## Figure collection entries
— BEGIN —

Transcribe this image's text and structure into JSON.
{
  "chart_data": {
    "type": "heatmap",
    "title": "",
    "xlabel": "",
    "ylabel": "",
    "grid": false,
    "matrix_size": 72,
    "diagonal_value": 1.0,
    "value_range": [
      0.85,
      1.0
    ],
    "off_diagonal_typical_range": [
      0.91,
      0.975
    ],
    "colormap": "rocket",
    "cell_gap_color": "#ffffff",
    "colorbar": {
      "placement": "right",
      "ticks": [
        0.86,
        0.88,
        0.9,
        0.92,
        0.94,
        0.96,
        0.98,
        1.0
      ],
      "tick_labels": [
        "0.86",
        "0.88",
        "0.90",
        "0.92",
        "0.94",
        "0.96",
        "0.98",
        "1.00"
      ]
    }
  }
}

— END —

Your task is to repeat the data exactly, with nothing left out.

Transcribe this image's text and structure into JSON.
{
  "chart_data": {
    "type": "heatmap",
    "title": "",
    "xlabel": "",
    "ylabel": "",
    "grid": false,
    "matrix_size": 72,
    "diagonal_value": 1.0,
    "value_range": [
      0.85,
      1.0
    ],
    "off_diagonal_typical_range": [
      0.91,
      0.975
    ],
    "colormap": "rocket",
    "cell_gap_color": "#ffffff",
    "colorbar": {
      "placement": "right",
      "ticks": [
        0.86,
        0.88,
        0.9,
        0.92,
        0.94,
        0.96,
        0.98,
        1.0
      ],
      "tick_labels": [
        "0.86",
        "0.88",
        "0.90",
        "0.92",
        "0.94",
        "0.96",
        "0.98",
        "1.00"
      ]
    }
  }
}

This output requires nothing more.